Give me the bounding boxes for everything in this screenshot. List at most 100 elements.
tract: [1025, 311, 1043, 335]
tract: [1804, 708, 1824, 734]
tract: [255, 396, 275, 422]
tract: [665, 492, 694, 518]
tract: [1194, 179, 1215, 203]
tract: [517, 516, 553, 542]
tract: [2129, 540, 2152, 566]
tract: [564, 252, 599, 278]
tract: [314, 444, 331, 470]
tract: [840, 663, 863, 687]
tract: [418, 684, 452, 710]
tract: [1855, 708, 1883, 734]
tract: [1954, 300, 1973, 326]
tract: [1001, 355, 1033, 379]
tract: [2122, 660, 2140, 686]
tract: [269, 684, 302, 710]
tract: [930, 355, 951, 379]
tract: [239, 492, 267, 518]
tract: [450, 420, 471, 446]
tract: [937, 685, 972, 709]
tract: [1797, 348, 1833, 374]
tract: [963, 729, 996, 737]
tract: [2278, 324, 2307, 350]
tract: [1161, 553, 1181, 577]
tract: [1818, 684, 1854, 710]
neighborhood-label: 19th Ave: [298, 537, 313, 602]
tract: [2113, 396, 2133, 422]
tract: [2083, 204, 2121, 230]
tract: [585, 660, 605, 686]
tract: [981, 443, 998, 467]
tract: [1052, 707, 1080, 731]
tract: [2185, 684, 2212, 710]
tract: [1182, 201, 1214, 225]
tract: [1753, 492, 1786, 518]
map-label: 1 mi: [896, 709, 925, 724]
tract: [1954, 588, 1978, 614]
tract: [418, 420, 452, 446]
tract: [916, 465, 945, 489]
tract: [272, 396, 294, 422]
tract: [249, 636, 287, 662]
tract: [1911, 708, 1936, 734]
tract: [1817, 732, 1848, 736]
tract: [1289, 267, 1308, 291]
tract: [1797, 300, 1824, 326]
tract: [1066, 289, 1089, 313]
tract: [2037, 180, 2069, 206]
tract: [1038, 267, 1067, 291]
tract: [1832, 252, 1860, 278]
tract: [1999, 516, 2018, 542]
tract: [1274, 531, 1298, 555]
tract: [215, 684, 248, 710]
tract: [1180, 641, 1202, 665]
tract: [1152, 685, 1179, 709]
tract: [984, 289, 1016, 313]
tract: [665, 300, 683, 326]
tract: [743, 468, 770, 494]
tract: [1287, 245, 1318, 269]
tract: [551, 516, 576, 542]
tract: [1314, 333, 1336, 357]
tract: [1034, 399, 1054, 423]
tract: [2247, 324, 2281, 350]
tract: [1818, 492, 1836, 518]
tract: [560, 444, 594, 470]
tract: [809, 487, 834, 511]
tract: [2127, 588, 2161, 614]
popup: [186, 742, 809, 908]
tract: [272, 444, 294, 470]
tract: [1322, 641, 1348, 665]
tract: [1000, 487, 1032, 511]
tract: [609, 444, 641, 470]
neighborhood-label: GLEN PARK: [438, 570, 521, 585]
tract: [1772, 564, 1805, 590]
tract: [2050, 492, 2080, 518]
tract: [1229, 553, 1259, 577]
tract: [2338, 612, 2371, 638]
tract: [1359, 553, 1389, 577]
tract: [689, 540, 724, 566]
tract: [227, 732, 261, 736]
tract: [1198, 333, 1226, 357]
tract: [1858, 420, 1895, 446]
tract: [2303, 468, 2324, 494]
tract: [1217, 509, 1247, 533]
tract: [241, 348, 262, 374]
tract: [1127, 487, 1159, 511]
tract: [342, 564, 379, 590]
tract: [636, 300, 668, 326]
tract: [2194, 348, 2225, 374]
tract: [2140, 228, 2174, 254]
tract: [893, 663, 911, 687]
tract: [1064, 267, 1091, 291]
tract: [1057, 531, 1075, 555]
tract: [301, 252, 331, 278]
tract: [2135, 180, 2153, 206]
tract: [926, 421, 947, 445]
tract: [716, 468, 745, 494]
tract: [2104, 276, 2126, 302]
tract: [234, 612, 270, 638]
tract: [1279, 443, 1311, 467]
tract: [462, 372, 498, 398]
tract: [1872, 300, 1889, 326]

Work required – Reproduce the records above word for word, from their first line through the line containing "tract: [314, 444, 331, 470]", including both of those lines.

Reply –
Give me the bounding boxes for everything in this screenshot. List at most 100 elements.
tract: [1025, 311, 1043, 335]
tract: [1804, 708, 1824, 734]
tract: [255, 396, 275, 422]
tract: [665, 492, 694, 518]
tract: [1194, 179, 1215, 203]
tract: [517, 516, 553, 542]
tract: [2129, 540, 2152, 566]
tract: [564, 252, 599, 278]
tract: [314, 444, 331, 470]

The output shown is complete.